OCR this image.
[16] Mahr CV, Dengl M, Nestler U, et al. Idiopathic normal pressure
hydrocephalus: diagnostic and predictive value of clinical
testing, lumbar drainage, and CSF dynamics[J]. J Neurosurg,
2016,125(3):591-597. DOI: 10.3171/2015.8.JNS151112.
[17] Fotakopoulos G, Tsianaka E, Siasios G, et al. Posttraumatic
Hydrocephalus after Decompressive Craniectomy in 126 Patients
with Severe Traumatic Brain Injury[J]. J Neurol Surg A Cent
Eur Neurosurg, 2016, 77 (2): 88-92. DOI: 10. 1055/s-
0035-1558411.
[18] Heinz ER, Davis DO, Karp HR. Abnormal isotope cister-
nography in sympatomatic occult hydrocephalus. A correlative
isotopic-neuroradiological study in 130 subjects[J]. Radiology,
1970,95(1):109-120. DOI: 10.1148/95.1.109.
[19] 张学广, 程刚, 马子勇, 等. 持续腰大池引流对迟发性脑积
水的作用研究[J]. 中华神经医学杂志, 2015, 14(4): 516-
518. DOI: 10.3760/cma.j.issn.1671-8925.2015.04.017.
══════
Work to complete:
Copy each line of the listing in which the word "Neurosurg" can be found.

Answer for the task:
testing, lumbar drainage, and CSF dynamics[J]. J Neurosurg,
Eur Neurosurg, 2016, 77 (2): 88-92. DOI: 10. 1055/s-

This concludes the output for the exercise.